### Goal:
Restate the whole listing exactly.

### Records for the task:
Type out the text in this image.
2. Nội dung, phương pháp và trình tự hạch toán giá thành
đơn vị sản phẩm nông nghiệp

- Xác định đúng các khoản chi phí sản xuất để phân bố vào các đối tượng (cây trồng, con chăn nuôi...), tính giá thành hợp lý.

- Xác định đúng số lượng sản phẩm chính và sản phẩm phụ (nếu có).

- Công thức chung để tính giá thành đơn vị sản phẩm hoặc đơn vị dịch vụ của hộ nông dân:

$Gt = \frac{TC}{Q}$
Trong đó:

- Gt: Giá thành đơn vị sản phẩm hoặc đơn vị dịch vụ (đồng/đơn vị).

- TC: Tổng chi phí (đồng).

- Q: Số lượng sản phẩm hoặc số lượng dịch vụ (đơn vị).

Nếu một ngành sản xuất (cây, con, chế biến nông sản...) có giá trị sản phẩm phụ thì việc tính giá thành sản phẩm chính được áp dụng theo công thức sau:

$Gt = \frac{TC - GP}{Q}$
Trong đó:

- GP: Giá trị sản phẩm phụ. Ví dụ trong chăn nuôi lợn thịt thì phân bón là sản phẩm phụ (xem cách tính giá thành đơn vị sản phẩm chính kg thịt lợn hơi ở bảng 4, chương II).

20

### Written response:
Type out the text in this image.
2. Nội dung, phương pháp và trình tự hạch toán giá thành
đơn vị sản phẩm nông nghiệp

- Xác định đúng các khoản chi phí sản xuất để phân bố vào các đối tượng (cây trồng, con chăn nuôi...), tính giá thành hợp lý.

- Xác định đúng số lượng sản phẩm chính và sản phẩm phụ (nếu có).

- Công thức chung để tính giá thành đơn vị sản phẩm hoặc đơn vị dịch vụ của hộ nông dân:

$Gt = \frac{TC}{Q}$
Trong đó:

- Gt: Giá thành đơn vị sản phẩm hoặc đơn vị dịch vụ (đồng/đơn vị).

- TC: Tổng chi phí (đồng).

- Q: Số lượng sản phẩm hoặc số lượng dịch vụ (đơn vị).

Nếu một ngành sản xuất (cây, con, chế biến nông sản...) có giá trị sản phẩm phụ thì việc tính giá thành sản phẩm chính được áp dụng theo công thức sau:

$Gt = \frac{TC - GP}{Q}$
Trong đó:

- GP: Giá trị sản phẩm phụ. Ví dụ trong chăn nuôi lợn thịt thì phân bón là sản phẩm phụ (xem cách tính giá thành đơn vị sản phẩm chính kg thịt lợn hơi ở bảng 4, chương II).

20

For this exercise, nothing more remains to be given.